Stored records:
+===+

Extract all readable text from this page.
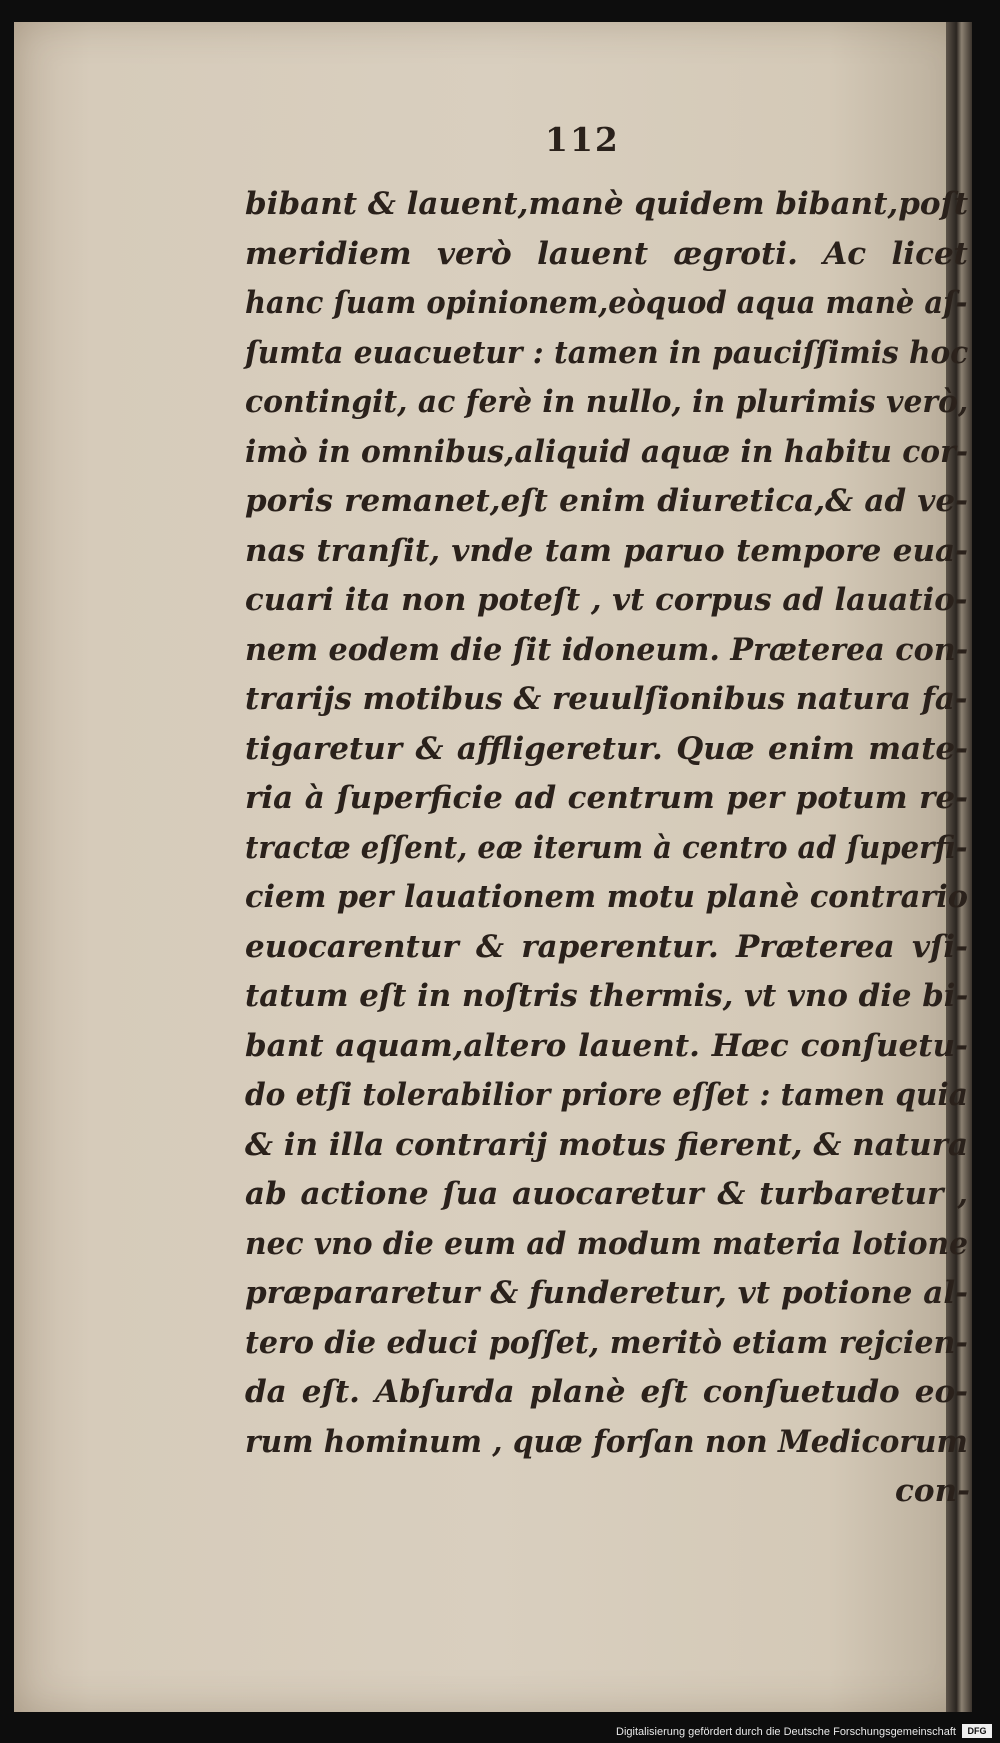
112
bibant & lauent,manè quidem bibant,poſt
meridiem verò lauent ægroti. Ac licet
hanc ſuam opinionem,eòquod aqua manè aſ-
ſumta euacuetur : tamen in pauciſſimis hoc
contingit, ac ferè in nullo, in plurimis verò,
imò in omnibus,aliquid aquæ in habitu cor-
poris remanet,eſt enim diuretica,& ad ve-
nas tranſit, vnde tam paruo tempore eua-
cuari ita non poteſt , vt corpus ad lauatio-
nem eodem die ſit idoneum. Præterea con-
trarijs motibus & reuulſionibus natura fa-
tigaretur & affligeretur. Quæ enim mate-
ria à ſuperficie ad centrum per potum re-
tractæ eſſent, eæ iterum à centro ad ſuperfi-
ciem per lauationem motu planè contrario
euocarentur & raperentur. Præterea vſi-
tatum eſt in noſtris thermis, vt vno die bi-
bant aquam,altero lauent. Hæc conſuetu-
do etſi tolerabilior priore eſſet : tamen quia
& in illa contrarij motus fierent, & natura
ab actione ſua auocaretur & turbaretur ,
nec vno die eum ad modum materia lotione
præpararetur & funderetur, vt potione al-
tero die educi poſſet, meritò etiam rejcien-
da eſt. Abſurda planè eſt conſuetudo eo-
rum hominum , quæ forſan non Medicorum
con-
Digitalisierung gefördert durch die Deutsche Forschungsgemeinschaft	DFG
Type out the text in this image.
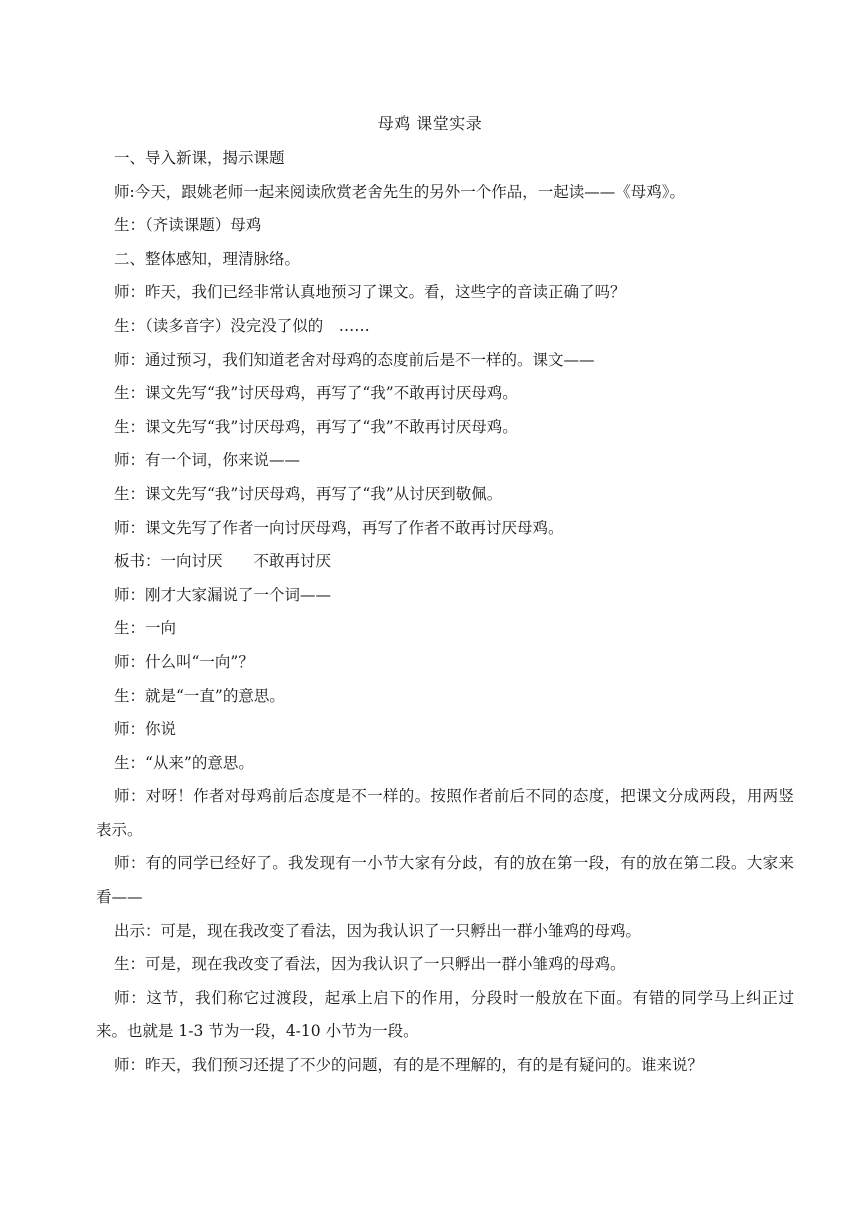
母鸡 课堂实录

一、导入新课，揭示课题

师:今天，跟姚老师一起来阅读欣赏老舍先生的另外一个作品，一起读——《母鸡》。

生：（齐读课题）母鸡

二、整体感知，理清脉络。

师：昨天，我们已经非常认真地预习了课文。看，这些字的音读正确了吗？

生：（读多音字）没完没了似的　……

师：通过预习，我们知道老舍对母鸡的态度前后是不一样的。课文——

生：课文先写“我”讨厌母鸡，再写了“我”不敢再讨厌母鸡。

生：课文先写“我”讨厌母鸡，再写了“我”不敢再讨厌母鸡。

师：有一个词，你来说——

生：课文先写“我”讨厌母鸡，再写了“我”从讨厌到敬佩。

师：课文先写了作者一向讨厌母鸡，再写了作者不敢再讨厌母鸡。

板书：一向讨厌　　不敢再讨厌

师：刚才大家漏说了一个词——

生：一向

师：什么叫“一向”？

生：就是“一直”的意思。

师：你说

生：“从来”的意思。

师：对呀！作者对母鸡前后态度是不一样的。按照作者前后不同的态度，把课文分成两段，用两竖表示。

师：有的同学已经好了。我发现有一小节大家有分歧，有的放在第一段，有的放在第二段。大家来看——

出示：可是，现在我改变了看法，因为我认识了一只孵出一群小雏鸡的母鸡。

生：可是，现在我改变了看法，因为我认识了一只孵出一群小雏鸡的母鸡。

师：这节，我们称它过渡段，起承上启下的作用，分段时一般放在下面。有错的同学马上纠正过来。也就是 1-3 节为一段，4-10 小节为一段。

师：昨天，我们预习还提了不少的问题，有的是不理解的，有的是有疑问的。谁来说？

+===+

• Problem details: Your task is to transcribe all of the records precisely, with no images included.

• Written response:
Extract all readable text from this page.
112
bibant & lauent,manè quidem bibant,poſt
meridiem verò lauent ægroti. Ac licet
hanc ſuam opinionem,eòquod aqua manè aſ-
ſumta euacuetur : tamen in pauciſſimis hoc
contingit, ac ferè in nullo, in plurimis verò,
imò in omnibus,aliquid aquæ in habitu cor-
poris remanet,eſt enim diuretica,& ad ve-
nas tranſit, vnde tam paruo tempore eua-
cuari ita non poteſt , vt corpus ad lauatio-
nem eodem die ſit idoneum. Præterea con-
trarijs motibus & reuulſionibus natura fa-
tigaretur & affligeretur. Quæ enim mate-
ria à ſuperficie ad centrum per potum re-
tractæ eſſent, eæ iterum à centro ad ſuperfi-
ciem per lauationem motu planè contrario
euocarentur & raperentur. Præterea vſi-
tatum eſt in noſtris thermis, vt vno die bi-
bant aquam,altero lauent. Hæc conſuetu-
do etſi tolerabilior priore eſſet : tamen quia
& in illa contrarij motus fierent, & natura
ab actione ſua auocaretur & turbaretur ,
nec vno die eum ad modum materia lotione
præpararetur & funderetur, vt potione al-
tero die educi poſſet, meritò etiam rejcien-
da eſt. Abſurda planè eſt conſuetudo eo-
rum hominum , quæ forſan non Medicorum
con-
Digitalisierung gefördert durch die Deutsche Forschungsgemeinschaft	DFG
Type out the text in this image.
母鸡 课堂实录

一、导入新课，揭示课题

师:今天，跟姚老师一起来阅读欣赏老舍先生的另外一个作品，一起读——《母鸡》。

生：（齐读课题）母鸡

二、整体感知，理清脉络。

师：昨天，我们已经非常认真地预习了课文。看，这些字的音读正确了吗？

生：（读多音字）没完没了似的　……

师：通过预习，我们知道老舍对母鸡的态度前后是不一样的。课文——

生：课文先写“我”讨厌母鸡，再写了“我”不敢再讨厌母鸡。

生：课文先写“我”讨厌母鸡，再写了“我”不敢再讨厌母鸡。

师：有一个词，你来说——

生：课文先写“我”讨厌母鸡，再写了“我”从讨厌到敬佩。

师：课文先写了作者一向讨厌母鸡，再写了作者不敢再讨厌母鸡。

板书：一向讨厌　　不敢再讨厌

师：刚才大家漏说了一个词——

生：一向

师：什么叫“一向”？

生：就是“一直”的意思。

师：你说

生：“从来”的意思。

师：对呀！作者对母鸡前后态度是不一样的。按照作者前后不同的态度，把课文分成两段，用两竖表示。

师：有的同学已经好了。我发现有一小节大家有分歧，有的放在第一段，有的放在第二段。大家来看——

出示：可是，现在我改变了看法，因为我认识了一只孵出一群小雏鸡的母鸡。

生：可是，现在我改变了看法，因为我认识了一只孵出一群小雏鸡的母鸡。

师：这节，我们称它过渡段，起承上启下的作用，分段时一般放在下面。有错的同学马上纠正过来。也就是 1-3 节为一段，4-10 小节为一段。

师：昨天，我们预习还提了不少的问题，有的是不理解的，有的是有疑问的。谁来说？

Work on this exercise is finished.